▸ What the task asks: Copy out all the entries exactly.

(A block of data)
┌────────

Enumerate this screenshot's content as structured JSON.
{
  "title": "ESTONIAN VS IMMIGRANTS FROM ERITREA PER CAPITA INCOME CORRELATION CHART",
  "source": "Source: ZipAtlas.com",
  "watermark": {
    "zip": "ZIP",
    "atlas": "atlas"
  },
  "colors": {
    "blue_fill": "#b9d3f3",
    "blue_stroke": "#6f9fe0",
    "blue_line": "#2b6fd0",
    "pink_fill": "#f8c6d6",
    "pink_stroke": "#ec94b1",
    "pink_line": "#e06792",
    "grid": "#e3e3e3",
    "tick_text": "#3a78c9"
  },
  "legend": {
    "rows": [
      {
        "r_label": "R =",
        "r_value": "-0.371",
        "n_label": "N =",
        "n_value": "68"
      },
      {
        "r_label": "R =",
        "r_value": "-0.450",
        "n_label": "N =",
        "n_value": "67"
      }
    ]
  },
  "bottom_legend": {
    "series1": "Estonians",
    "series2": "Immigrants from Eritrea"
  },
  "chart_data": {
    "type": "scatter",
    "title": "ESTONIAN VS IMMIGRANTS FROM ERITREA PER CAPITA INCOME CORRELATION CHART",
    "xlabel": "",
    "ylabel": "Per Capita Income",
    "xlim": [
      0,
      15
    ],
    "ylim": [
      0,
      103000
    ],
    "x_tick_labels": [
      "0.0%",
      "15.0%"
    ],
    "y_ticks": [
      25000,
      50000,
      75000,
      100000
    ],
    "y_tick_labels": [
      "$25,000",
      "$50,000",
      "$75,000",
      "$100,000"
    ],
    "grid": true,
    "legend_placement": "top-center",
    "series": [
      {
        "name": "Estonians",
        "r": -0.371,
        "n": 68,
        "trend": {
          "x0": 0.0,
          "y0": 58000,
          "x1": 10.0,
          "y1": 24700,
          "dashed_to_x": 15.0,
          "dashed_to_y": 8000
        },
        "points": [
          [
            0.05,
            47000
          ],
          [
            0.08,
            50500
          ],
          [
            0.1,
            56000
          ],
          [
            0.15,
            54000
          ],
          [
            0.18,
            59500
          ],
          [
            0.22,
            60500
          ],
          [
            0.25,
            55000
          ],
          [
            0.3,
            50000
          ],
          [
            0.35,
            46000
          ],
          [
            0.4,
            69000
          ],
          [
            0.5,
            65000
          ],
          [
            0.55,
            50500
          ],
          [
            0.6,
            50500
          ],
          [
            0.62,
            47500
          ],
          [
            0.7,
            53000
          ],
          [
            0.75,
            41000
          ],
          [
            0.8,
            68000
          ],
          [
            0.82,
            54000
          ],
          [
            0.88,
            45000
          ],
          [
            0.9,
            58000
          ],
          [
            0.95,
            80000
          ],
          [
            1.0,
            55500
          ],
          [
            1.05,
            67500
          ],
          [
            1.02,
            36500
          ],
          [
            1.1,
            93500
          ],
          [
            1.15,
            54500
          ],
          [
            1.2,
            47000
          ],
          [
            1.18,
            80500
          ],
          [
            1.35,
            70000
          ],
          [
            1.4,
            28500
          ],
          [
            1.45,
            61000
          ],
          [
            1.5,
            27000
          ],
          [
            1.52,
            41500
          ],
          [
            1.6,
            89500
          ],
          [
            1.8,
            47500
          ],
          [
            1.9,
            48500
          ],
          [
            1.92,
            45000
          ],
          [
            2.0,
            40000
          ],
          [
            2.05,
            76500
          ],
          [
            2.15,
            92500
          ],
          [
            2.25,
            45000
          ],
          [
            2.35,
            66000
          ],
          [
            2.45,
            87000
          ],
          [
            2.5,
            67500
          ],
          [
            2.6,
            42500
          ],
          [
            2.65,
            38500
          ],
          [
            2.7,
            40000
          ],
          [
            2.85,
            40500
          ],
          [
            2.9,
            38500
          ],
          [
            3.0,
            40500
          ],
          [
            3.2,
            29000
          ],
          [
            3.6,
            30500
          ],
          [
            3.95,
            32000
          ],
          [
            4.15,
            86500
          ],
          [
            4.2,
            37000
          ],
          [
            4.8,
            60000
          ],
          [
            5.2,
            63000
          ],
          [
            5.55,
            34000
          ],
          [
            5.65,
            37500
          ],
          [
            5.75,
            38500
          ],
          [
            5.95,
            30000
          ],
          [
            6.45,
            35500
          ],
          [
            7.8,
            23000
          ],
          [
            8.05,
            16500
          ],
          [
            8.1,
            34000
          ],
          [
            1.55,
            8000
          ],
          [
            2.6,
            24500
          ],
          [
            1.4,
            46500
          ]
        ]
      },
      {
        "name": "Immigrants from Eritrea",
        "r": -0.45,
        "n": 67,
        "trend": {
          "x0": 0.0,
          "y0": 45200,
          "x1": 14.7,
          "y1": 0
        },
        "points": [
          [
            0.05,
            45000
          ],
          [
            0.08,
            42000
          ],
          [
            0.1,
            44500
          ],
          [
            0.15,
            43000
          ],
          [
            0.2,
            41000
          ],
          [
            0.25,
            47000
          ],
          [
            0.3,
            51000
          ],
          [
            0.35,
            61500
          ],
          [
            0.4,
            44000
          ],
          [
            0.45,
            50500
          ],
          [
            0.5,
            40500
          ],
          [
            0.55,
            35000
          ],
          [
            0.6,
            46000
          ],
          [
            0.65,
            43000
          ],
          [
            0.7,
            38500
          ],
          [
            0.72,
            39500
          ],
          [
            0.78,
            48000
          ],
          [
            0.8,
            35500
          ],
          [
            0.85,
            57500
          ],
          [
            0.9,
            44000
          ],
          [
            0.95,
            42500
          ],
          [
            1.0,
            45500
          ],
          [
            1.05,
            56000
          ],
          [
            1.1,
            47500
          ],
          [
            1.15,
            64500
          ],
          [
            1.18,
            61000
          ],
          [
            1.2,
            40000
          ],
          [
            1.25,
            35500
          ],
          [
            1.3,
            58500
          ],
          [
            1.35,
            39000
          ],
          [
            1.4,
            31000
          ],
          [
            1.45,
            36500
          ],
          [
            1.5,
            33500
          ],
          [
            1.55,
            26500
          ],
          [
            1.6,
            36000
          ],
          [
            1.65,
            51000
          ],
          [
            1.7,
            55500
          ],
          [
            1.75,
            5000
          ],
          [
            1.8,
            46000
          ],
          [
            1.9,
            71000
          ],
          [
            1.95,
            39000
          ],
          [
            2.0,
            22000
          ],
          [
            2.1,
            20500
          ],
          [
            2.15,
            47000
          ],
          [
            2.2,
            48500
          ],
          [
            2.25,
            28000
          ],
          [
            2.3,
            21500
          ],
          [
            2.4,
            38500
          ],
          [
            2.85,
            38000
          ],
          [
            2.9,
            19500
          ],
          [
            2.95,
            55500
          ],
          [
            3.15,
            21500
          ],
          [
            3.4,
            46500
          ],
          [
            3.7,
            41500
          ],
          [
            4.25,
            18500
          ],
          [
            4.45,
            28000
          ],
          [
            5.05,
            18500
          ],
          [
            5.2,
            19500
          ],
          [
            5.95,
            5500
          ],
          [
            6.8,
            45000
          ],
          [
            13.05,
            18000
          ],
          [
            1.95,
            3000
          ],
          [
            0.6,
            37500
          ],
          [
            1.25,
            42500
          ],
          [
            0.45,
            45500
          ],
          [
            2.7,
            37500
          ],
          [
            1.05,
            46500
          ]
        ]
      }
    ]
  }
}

└────────

▸ Result:
Enumerate this screenshot's content as structured JSON.
{
  "title": "ESTONIAN VS IMMIGRANTS FROM ERITREA PER CAPITA INCOME CORRELATION CHART",
  "source": "Source: ZipAtlas.com",
  "watermark": {
    "zip": "ZIP",
    "atlas": "atlas"
  },
  "colors": {
    "blue_fill": "#b9d3f3",
    "blue_stroke": "#6f9fe0",
    "blue_line": "#2b6fd0",
    "pink_fill": "#f8c6d6",
    "pink_stroke": "#ec94b1",
    "pink_line": "#e06792",
    "grid": "#e3e3e3",
    "tick_text": "#3a78c9"
  },
  "legend": {
    "rows": [
      {
        "r_label": "R =",
        "r_value": "-0.371",
        "n_label": "N =",
        "n_value": "68"
      },
      {
        "r_label": "R =",
        "r_value": "-0.450",
        "n_label": "N =",
        "n_value": "67"
      }
    ]
  },
  "bottom_legend": {
    "series1": "Estonians",
    "series2": "Immigrants from Eritrea"
  },
  "chart_data": {
    "type": "scatter",
    "title": "ESTONIAN VS IMMIGRANTS FROM ERITREA PER CAPITA INCOME CORRELATION CHART",
    "xlabel": "",
    "ylabel": "Per Capita Income",
    "xlim": [
      0,
      15
    ],
    "ylim": [
      0,
      103000
    ],
    "x_tick_labels": [
      "0.0%",
      "15.0%"
    ],
    "y_ticks": [
      25000,
      50000,
      75000,
      100000
    ],
    "y_tick_labels": [
      "$25,000",
      "$50,000",
      "$75,000",
      "$100,000"
    ],
    "grid": true,
    "legend_placement": "top-center",
    "series": [
      {
        "name": "Estonians",
        "r": -0.371,
        "n": 68,
        "trend": {
          "x0": 0.0,
          "y0": 58000,
          "x1": 10.0,
          "y1": 24700,
          "dashed_to_x": 15.0,
          "dashed_to_y": 8000
        },
        "points": [
          [
            0.05,
            47000
          ],
          [
            0.08,
            50500
          ],
          [
            0.1,
            56000
          ],
          [
            0.15,
            54000
          ],
          [
            0.18,
            59500
          ],
          [
            0.22,
            60500
          ],
          [
            0.25,
            55000
          ],
          [
            0.3,
            50000
          ],
          [
            0.35,
            46000
          ],
          [
            0.4,
            69000
          ],
          [
            0.5,
            65000
          ],
          [
            0.55,
            50500
          ],
          [
            0.6,
            50500
          ],
          [
            0.62,
            47500
          ],
          [
            0.7,
            53000
          ],
          [
            0.75,
            41000
          ],
          [
            0.8,
            68000
          ],
          [
            0.82,
            54000
          ],
          [
            0.88,
            45000
          ],
          [
            0.9,
            58000
          ],
          [
            0.95,
            80000
          ],
          [
            1.0,
            55500
          ],
          [
            1.05,
            67500
          ],
          [
            1.02,
            36500
          ],
          [
            1.1,
            93500
          ],
          [
            1.15,
            54500
          ],
          [
            1.2,
            47000
          ],
          [
            1.18,
            80500
          ],
          [
            1.35,
            70000
          ],
          [
            1.4,
            28500
          ],
          [
            1.45,
            61000
          ],
          [
            1.5,
            27000
          ],
          [
            1.52,
            41500
          ],
          [
            1.6,
            89500
          ],
          [
            1.8,
            47500
          ],
          [
            1.9,
            48500
          ],
          [
            1.92,
            45000
          ],
          [
            2.0,
            40000
          ],
          [
            2.05,
            76500
          ],
          [
            2.15,
            92500
          ],
          [
            2.25,
            45000
          ],
          [
            2.35,
            66000
          ],
          [
            2.45,
            87000
          ],
          [
            2.5,
            67500
          ],
          [
            2.6,
            42500
          ],
          [
            2.65,
            38500
          ],
          [
            2.7,
            40000
          ],
          [
            2.85,
            40500
          ],
          [
            2.9,
            38500
          ],
          [
            3.0,
            40500
          ],
          [
            3.2,
            29000
          ],
          [
            3.6,
            30500
          ],
          [
            3.95,
            32000
          ],
          [
            4.15,
            86500
          ],
          [
            4.2,
            37000
          ],
          [
            4.8,
            60000
          ],
          [
            5.2,
            63000
          ],
          [
            5.55,
            34000
          ],
          [
            5.65,
            37500
          ],
          [
            5.75,
            38500
          ],
          [
            5.95,
            30000
          ],
          [
            6.45,
            35500
          ],
          [
            7.8,
            23000
          ],
          [
            8.05,
            16500
          ],
          [
            8.1,
            34000
          ],
          [
            1.55,
            8000
          ],
          [
            2.6,
            24500
          ],
          [
            1.4,
            46500
          ]
        ]
      },
      {
        "name": "Immigrants from Eritrea",
        "r": -0.45,
        "n": 67,
        "trend": {
          "x0": 0.0,
          "y0": 45200,
          "x1": 14.7,
          "y1": 0
        },
        "points": [
          [
            0.05,
            45000
          ],
          [
            0.08,
            42000
          ],
          [
            0.1,
            44500
          ],
          [
            0.15,
            43000
          ],
          [
            0.2,
            41000
          ],
          [
            0.25,
            47000
          ],
          [
            0.3,
            51000
          ],
          [
            0.35,
            61500
          ],
          [
            0.4,
            44000
          ],
          [
            0.45,
            50500
          ],
          [
            0.5,
            40500
          ],
          [
            0.55,
            35000
          ],
          [
            0.6,
            46000
          ],
          [
            0.65,
            43000
          ],
          [
            0.7,
            38500
          ],
          [
            0.72,
            39500
          ],
          [
            0.78,
            48000
          ],
          [
            0.8,
            35500
          ],
          [
            0.85,
            57500
          ],
          [
            0.9,
            44000
          ],
          [
            0.95,
            42500
          ],
          [
            1.0,
            45500
          ],
          [
            1.05,
            56000
          ],
          [
            1.1,
            47500
          ],
          [
            1.15,
            64500
          ],
          [
            1.18,
            61000
          ],
          [
            1.2,
            40000
          ],
          [
            1.25,
            35500
          ],
          [
            1.3,
            58500
          ],
          [
            1.35,
            39000
          ],
          [
            1.4,
            31000
          ],
          [
            1.45,
            36500
          ],
          [
            1.5,
            33500
          ],
          [
            1.55,
            26500
          ],
          [
            1.6,
            36000
          ],
          [
            1.65,
            51000
          ],
          [
            1.7,
            55500
          ],
          [
            1.75,
            5000
          ],
          [
            1.8,
            46000
          ],
          [
            1.9,
            71000
          ],
          [
            1.95,
            39000
          ],
          [
            2.0,
            22000
          ],
          [
            2.1,
            20500
          ],
          [
            2.15,
            47000
          ],
          [
            2.2,
            48500
          ],
          [
            2.25,
            28000
          ],
          [
            2.3,
            21500
          ],
          [
            2.4,
            38500
          ],
          [
            2.85,
            38000
          ],
          [
            2.9,
            19500
          ],
          [
            2.95,
            55500
          ],
          [
            3.15,
            21500
          ],
          [
            3.4,
            46500
          ],
          [
            3.7,
            41500
          ],
          [
            4.25,
            18500
          ],
          [
            4.45,
            28000
          ],
          [
            5.05,
            18500
          ],
          [
            5.2,
            19500
          ],
          [
            5.95,
            5500
          ],
          [
            6.8,
            45000
          ],
          [
            13.05,
            18000
          ],
          [
            1.95,
            3000
          ],
          [
            0.6,
            37500
          ],
          [
            1.25,
            42500
          ],
          [
            0.45,
            45500
          ],
          [
            2.7,
            37500
          ],
          [
            1.05,
            46500
          ]
        ]
      }
    ]
  }
}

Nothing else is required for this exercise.